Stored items
□ □ □

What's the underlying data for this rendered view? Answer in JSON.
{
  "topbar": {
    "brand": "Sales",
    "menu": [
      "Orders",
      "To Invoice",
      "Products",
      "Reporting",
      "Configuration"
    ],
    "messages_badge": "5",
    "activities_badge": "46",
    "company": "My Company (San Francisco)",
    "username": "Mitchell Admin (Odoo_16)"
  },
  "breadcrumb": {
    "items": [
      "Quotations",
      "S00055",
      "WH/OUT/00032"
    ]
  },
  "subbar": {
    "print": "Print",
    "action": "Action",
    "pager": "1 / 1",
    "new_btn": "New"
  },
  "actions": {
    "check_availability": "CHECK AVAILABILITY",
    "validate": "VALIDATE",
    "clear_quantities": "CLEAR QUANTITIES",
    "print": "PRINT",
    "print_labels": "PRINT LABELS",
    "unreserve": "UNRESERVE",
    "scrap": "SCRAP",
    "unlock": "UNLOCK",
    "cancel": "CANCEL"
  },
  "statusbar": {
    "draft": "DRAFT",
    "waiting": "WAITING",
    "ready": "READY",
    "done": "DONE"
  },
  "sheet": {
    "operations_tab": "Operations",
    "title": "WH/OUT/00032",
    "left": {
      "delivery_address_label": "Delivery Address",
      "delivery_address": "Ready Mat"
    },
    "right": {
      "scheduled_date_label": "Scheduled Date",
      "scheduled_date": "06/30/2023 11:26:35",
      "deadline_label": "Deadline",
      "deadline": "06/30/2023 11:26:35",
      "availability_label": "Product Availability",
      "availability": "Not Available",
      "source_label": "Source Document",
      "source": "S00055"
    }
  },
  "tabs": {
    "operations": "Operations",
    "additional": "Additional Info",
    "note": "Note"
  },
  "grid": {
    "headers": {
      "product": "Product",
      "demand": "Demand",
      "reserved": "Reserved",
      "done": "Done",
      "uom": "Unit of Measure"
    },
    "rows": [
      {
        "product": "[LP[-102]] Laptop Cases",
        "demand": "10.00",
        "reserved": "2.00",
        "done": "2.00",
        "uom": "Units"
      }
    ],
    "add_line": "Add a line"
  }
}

□ □ □

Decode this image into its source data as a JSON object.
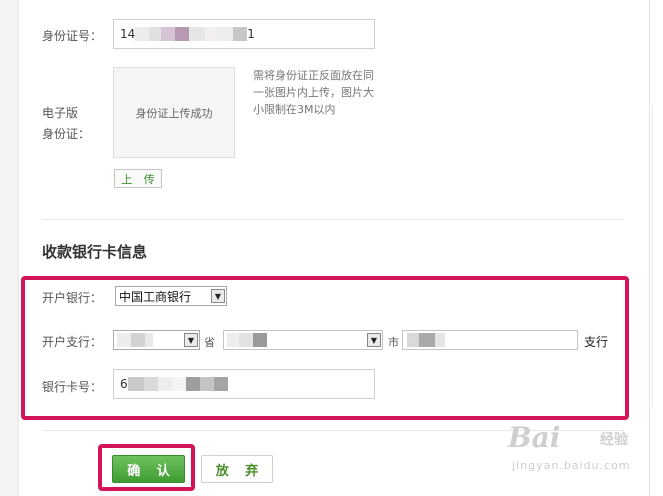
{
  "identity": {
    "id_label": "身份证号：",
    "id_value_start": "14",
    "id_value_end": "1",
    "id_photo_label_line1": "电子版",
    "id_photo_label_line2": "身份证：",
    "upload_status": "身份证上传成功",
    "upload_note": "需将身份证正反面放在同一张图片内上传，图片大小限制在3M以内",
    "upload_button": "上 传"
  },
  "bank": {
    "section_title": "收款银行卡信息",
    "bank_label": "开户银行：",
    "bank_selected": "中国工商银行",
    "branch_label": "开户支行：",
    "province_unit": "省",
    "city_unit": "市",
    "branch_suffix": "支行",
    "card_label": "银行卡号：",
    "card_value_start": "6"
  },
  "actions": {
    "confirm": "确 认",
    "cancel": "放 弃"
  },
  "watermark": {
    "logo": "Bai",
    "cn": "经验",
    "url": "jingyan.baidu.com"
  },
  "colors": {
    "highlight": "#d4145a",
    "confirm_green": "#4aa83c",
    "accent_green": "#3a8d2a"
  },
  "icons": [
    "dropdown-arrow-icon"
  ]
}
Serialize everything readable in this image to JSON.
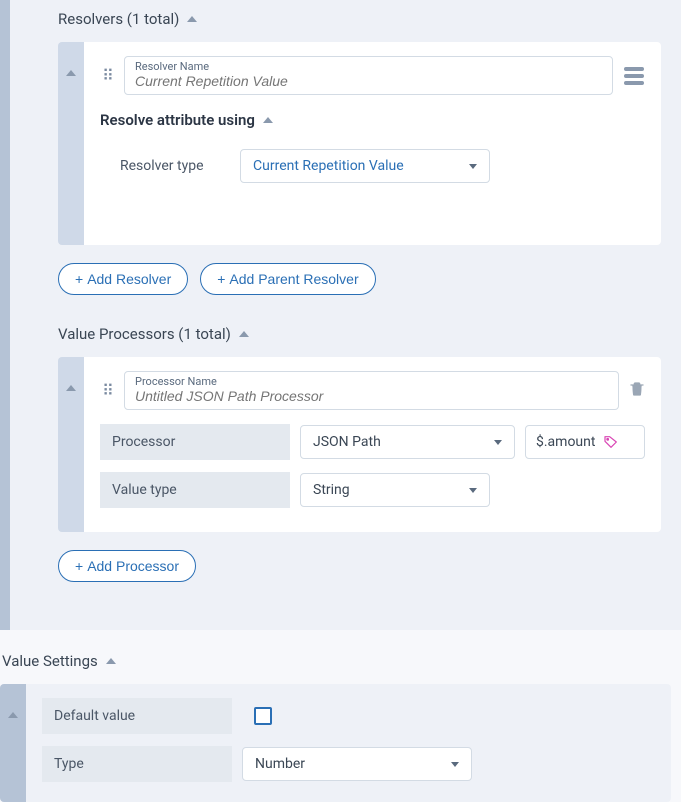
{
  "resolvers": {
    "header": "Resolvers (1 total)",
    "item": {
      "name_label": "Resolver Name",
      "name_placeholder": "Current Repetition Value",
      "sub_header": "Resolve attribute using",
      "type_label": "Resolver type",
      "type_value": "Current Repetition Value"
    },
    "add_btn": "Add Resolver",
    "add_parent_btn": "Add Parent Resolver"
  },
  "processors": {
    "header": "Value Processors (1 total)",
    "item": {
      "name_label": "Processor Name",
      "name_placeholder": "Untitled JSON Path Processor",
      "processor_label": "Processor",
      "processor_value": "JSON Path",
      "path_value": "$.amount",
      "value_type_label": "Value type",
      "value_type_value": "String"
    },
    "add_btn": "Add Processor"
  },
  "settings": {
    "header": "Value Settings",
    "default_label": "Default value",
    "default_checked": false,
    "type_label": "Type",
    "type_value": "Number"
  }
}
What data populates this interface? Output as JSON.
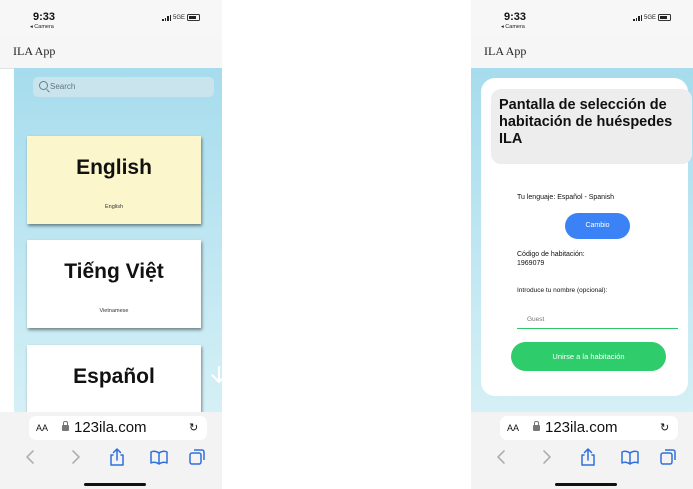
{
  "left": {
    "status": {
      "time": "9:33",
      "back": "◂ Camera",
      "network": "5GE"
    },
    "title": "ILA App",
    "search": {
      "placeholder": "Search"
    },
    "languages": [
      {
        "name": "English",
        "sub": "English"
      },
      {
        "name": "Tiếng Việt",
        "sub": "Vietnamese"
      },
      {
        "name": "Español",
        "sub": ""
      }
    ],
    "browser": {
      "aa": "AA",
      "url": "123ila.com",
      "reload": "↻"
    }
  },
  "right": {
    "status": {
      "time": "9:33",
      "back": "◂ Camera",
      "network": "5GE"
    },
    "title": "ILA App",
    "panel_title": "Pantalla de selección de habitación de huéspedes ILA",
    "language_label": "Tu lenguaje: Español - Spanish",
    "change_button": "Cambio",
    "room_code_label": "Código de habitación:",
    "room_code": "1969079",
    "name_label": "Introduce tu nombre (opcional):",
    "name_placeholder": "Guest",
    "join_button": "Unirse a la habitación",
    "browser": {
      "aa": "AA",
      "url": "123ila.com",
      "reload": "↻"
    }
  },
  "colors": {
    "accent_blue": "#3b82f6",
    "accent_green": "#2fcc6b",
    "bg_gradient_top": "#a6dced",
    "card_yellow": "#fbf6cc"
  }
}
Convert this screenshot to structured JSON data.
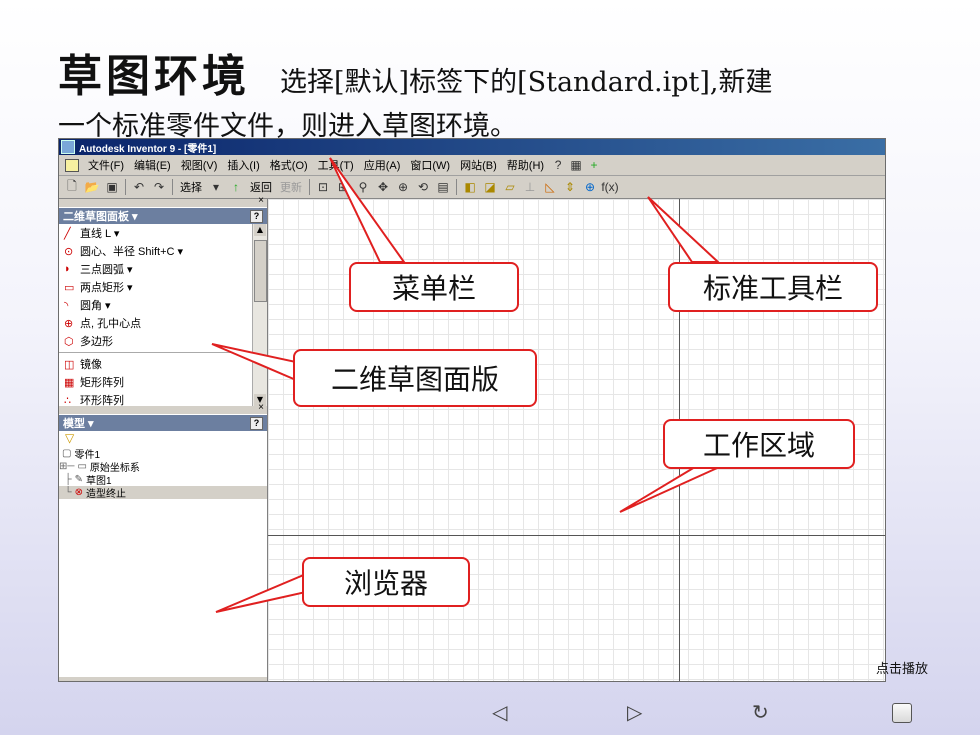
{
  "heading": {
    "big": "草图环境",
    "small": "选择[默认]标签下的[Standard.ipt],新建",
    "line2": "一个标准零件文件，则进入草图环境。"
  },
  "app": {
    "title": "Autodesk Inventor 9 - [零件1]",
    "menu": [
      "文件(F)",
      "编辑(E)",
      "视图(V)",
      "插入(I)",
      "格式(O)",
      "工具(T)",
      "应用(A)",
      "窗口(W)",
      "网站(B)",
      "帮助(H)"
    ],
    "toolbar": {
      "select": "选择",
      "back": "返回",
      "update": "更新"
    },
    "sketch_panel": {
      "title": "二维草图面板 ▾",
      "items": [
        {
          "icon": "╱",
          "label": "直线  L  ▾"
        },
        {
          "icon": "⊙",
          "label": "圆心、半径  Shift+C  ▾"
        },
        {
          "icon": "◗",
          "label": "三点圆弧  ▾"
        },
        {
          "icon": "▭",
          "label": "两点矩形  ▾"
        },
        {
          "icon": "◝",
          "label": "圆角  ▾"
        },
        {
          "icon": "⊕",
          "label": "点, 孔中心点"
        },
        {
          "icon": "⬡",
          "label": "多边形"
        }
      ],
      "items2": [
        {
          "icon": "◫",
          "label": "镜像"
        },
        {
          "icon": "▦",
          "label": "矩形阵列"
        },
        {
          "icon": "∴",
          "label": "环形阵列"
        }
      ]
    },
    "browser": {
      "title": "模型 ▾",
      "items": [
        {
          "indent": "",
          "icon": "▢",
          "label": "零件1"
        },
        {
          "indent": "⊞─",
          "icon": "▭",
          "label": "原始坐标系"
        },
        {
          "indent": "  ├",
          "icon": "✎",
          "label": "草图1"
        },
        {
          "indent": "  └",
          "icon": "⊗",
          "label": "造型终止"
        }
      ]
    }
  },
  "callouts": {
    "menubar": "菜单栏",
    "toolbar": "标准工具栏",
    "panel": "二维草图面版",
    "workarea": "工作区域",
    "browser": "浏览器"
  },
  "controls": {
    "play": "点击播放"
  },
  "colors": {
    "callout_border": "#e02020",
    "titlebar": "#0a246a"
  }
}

□ □ □

▸ **Requirement**
Lines containing the word "Current" are to be counted in the listing; state their number alone.

▸ **Response to the task**
2